## Given instruction
Gather every line of the entries that includes the word "title".
-- Begin Entries shown --
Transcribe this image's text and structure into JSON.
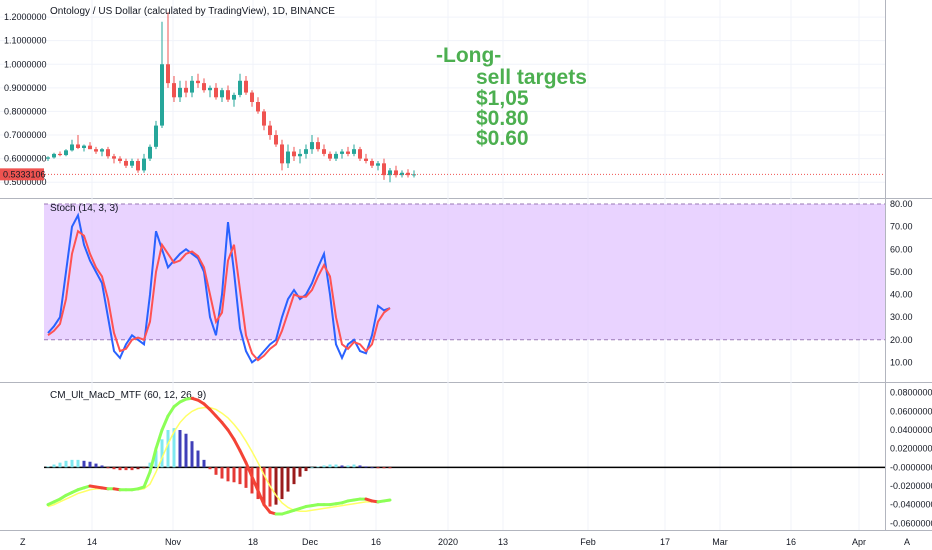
{
  "chart_data": [
    {
      "type": "candlestick",
      "title": "Ontology / US Dollar (calculated by TradingView), 1D, BINANCE",
      "x_tick_labels": [
        "14",
        "Nov",
        "18",
        "Dec",
        "16",
        "2020",
        "13",
        "Feb",
        "17",
        "Mar",
        "16",
        "Apr"
      ],
      "y_tick_labels": [
        "1.2000000",
        "1.1000000",
        "1.0000000",
        "0.9000000",
        "0.8000000",
        "0.7000000",
        "0.6000000",
        "0.5000000"
      ],
      "ylim": [
        0.45,
        1.23
      ],
      "last_price_label": "0.5333106",
      "last_price": 0.5333,
      "ohlc": [
        [
          0.6,
          0.61,
          0.59,
          0.605
        ],
        [
          0.605,
          0.625,
          0.6,
          0.62
        ],
        [
          0.62,
          0.63,
          0.61,
          0.615
        ],
        [
          0.615,
          0.64,
          0.61,
          0.635
        ],
        [
          0.635,
          0.68,
          0.63,
          0.66
        ],
        [
          0.66,
          0.7,
          0.64,
          0.645
        ],
        [
          0.645,
          0.66,
          0.63,
          0.655
        ],
        [
          0.655,
          0.67,
          0.64,
          0.64
        ],
        [
          0.64,
          0.65,
          0.62,
          0.63
        ],
        [
          0.63,
          0.645,
          0.61,
          0.64
        ],
        [
          0.64,
          0.65,
          0.6,
          0.61
        ],
        [
          0.61,
          0.62,
          0.58,
          0.6
        ],
        [
          0.6,
          0.61,
          0.58,
          0.59
        ],
        [
          0.59,
          0.6,
          0.56,
          0.57
        ],
        [
          0.57,
          0.6,
          0.56,
          0.59
        ],
        [
          0.59,
          0.6,
          0.54,
          0.55
        ],
        [
          0.55,
          0.62,
          0.54,
          0.6
        ],
        [
          0.6,
          0.66,
          0.59,
          0.65
        ],
        [
          0.65,
          0.76,
          0.64,
          0.74
        ],
        [
          0.74,
          1.18,
          0.73,
          1.0
        ],
        [
          1.0,
          1.22,
          0.9,
          0.92
        ],
        [
          0.92,
          0.95,
          0.84,
          0.86
        ],
        [
          0.86,
          0.93,
          0.84,
          0.9
        ],
        [
          0.9,
          0.93,
          0.86,
          0.88
        ],
        [
          0.88,
          0.95,
          0.86,
          0.93
        ],
        [
          0.93,
          0.96,
          0.9,
          0.92
        ],
        [
          0.92,
          0.94,
          0.88,
          0.89
        ],
        [
          0.89,
          0.91,
          0.86,
          0.9
        ],
        [
          0.9,
          0.92,
          0.85,
          0.86
        ],
        [
          0.86,
          0.9,
          0.84,
          0.89
        ],
        [
          0.89,
          0.91,
          0.84,
          0.85
        ],
        [
          0.85,
          0.88,
          0.82,
          0.87
        ],
        [
          0.87,
          0.96,
          0.86,
          0.93
        ],
        [
          0.93,
          0.95,
          0.87,
          0.88
        ],
        [
          0.88,
          0.89,
          0.82,
          0.84
        ],
        [
          0.84,
          0.86,
          0.79,
          0.8
        ],
        [
          0.8,
          0.81,
          0.72,
          0.74
        ],
        [
          0.74,
          0.76,
          0.68,
          0.7
        ],
        [
          0.7,
          0.72,
          0.65,
          0.66
        ],
        [
          0.66,
          0.68,
          0.55,
          0.58
        ],
        [
          0.58,
          0.66,
          0.56,
          0.63
        ],
        [
          0.63,
          0.65,
          0.59,
          0.61
        ],
        [
          0.61,
          0.64,
          0.58,
          0.62
        ],
        [
          0.62,
          0.66,
          0.6,
          0.64
        ],
        [
          0.64,
          0.7,
          0.62,
          0.67
        ],
        [
          0.67,
          0.69,
          0.63,
          0.64
        ],
        [
          0.64,
          0.66,
          0.61,
          0.62
        ],
        [
          0.62,
          0.63,
          0.59,
          0.6
        ],
        [
          0.6,
          0.63,
          0.59,
          0.62
        ],
        [
          0.62,
          0.64,
          0.6,
          0.63
        ],
        [
          0.63,
          0.65,
          0.61,
          0.62
        ],
        [
          0.62,
          0.66,
          0.61,
          0.64
        ],
        [
          0.64,
          0.65,
          0.59,
          0.6
        ],
        [
          0.6,
          0.62,
          0.58,
          0.59
        ],
        [
          0.59,
          0.6,
          0.56,
          0.57
        ],
        [
          0.57,
          0.59,
          0.55,
          0.58
        ],
        [
          0.58,
          0.6,
          0.51,
          0.53
        ],
        [
          0.53,
          0.56,
          0.5,
          0.55
        ],
        [
          0.55,
          0.57,
          0.52,
          0.53
        ],
        [
          0.53,
          0.55,
          0.52,
          0.54
        ],
        [
          0.54,
          0.555,
          0.52,
          0.53
        ],
        [
          0.53,
          0.55,
          0.52,
          0.5333
        ]
      ],
      "annotations": [
        "-Long-",
        "sell targets",
        "$1,05",
        "$0.80",
        "$0.60"
      ]
    },
    {
      "type": "line",
      "title": "Stoch (14, 3, 3)",
      "y_tick_labels": [
        "80.00",
        "70.00",
        "60.00",
        "50.00",
        "40.00",
        "30.00",
        "20.00",
        "10.00"
      ],
      "ylim": [
        4,
        80
      ],
      "band": [
        20,
        80
      ],
      "series": [
        {
          "color": "#2962ff",
          "values": [
            23,
            26,
            30,
            50,
            70,
            75,
            62,
            55,
            50,
            45,
            30,
            15,
            12,
            18,
            22,
            20,
            18,
            40,
            68,
            60,
            52,
            55,
            58,
            60,
            58,
            56,
            50,
            30,
            22,
            40,
            72,
            50,
            25,
            15,
            10,
            12,
            15,
            18,
            20,
            30,
            38,
            42,
            38,
            40,
            45,
            52,
            58,
            40,
            18,
            12,
            18,
            20,
            15,
            14,
            22,
            35,
            33,
            34
          ]
        },
        {
          "color": "#ff5252",
          "values": [
            22,
            24,
            27,
            38,
            58,
            68,
            66,
            58,
            52,
            48,
            38,
            23,
            15,
            16,
            20,
            21,
            20,
            28,
            50,
            62,
            58,
            54,
            55,
            58,
            59,
            57,
            52,
            40,
            28,
            32,
            55,
            62,
            42,
            22,
            14,
            11,
            13,
            16,
            18,
            24,
            32,
            40,
            39,
            39,
            42,
            48,
            53,
            48,
            30,
            18,
            16,
            19,
            18,
            15,
            18,
            28,
            32,
            34
          ]
        }
      ]
    },
    {
      "type": "bar",
      "title": "CM_Ult_MacD_MTF (60, 12, 26, 9)",
      "y_tick_labels": [
        "0.0800000",
        "0.0600000",
        "0.0400000",
        "0.0200000",
        "-0.0000000",
        "-0.0200000",
        "-0.0400000",
        "-0.0600000"
      ],
      "ylim": [
        -0.065,
        0.085
      ],
      "histogram": [
        0.001,
        0.003,
        0.005,
        0.007,
        0.008,
        0.008,
        0.007,
        0.006,
        0.004,
        0.002,
        -0.001,
        -0.002,
        -0.003,
        -0.003,
        -0.003,
        -0.002,
        -0.001,
        0.005,
        0.018,
        0.03,
        0.04,
        0.042,
        0.04,
        0.036,
        0.028,
        0.018,
        0.008,
        -0.002,
        -0.008,
        -0.012,
        -0.015,
        -0.016,
        -0.018,
        -0.022,
        -0.028,
        -0.034,
        -0.04,
        -0.042,
        -0.04,
        -0.034,
        -0.026,
        -0.018,
        -0.01,
        -0.004,
        0.0,
        0.001,
        0.002,
        0.003,
        0.003,
        0.002,
        0.002,
        0.003,
        0.002,
        0.001,
        0.0,
        -0.001,
        -0.001,
        -0.001
      ],
      "series": [
        {
          "color": "#8cff57",
          "values": [
            -0.04,
            -0.037,
            -0.034,
            -0.03,
            -0.027,
            -0.024,
            -0.022,
            -0.02,
            -0.021,
            -0.022,
            -0.023,
            -0.023,
            -0.024,
            -0.024,
            -0.024,
            -0.023,
            -0.021,
            -0.005,
            0.02,
            0.04,
            0.055,
            0.065,
            0.07,
            0.073,
            0.074,
            0.072,
            0.068,
            0.062,
            0.055,
            0.048,
            0.04,
            0.03,
            0.018,
            0.005,
            -0.01,
            -0.025,
            -0.04,
            -0.048,
            -0.05,
            -0.05,
            -0.048,
            -0.046,
            -0.044,
            -0.042,
            -0.041,
            -0.04,
            -0.04,
            -0.04,
            -0.039,
            -0.038,
            -0.036,
            -0.035,
            -0.034,
            -0.034,
            -0.036,
            -0.037,
            -0.036,
            -0.035
          ]
        },
        {
          "color": "#ffff66",
          "values": [
            -0.042,
            -0.04,
            -0.037,
            -0.034,
            -0.031,
            -0.028,
            -0.026,
            -0.024,
            -0.023,
            -0.023,
            -0.023,
            -0.023,
            -0.024,
            -0.024,
            -0.024,
            -0.024,
            -0.023,
            -0.018,
            -0.005,
            0.01,
            0.025,
            0.038,
            0.048,
            0.055,
            0.06,
            0.063,
            0.064,
            0.064,
            0.062,
            0.058,
            0.053,
            0.046,
            0.038,
            0.028,
            0.017,
            0.005,
            -0.008,
            -0.02,
            -0.03,
            -0.038,
            -0.043,
            -0.046,
            -0.047,
            -0.047,
            -0.046,
            -0.045,
            -0.044,
            -0.043,
            -0.042,
            -0.041,
            -0.04,
            -0.039,
            -0.038,
            -0.037,
            -0.037,
            -0.037,
            -0.036,
            -0.036
          ]
        }
      ]
    }
  ],
  "left_badge": "Z",
  "right_badge": "A"
}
-- End Entries shown --
## Task output
      "title": "Ontology / US Dollar (calculated by TradingView), 1D, BINANCE",
      "title": "Stoch (14, 3, 3)",
      "title": "CM_Ult_MacD_MTF (60, 12, 26, 9)",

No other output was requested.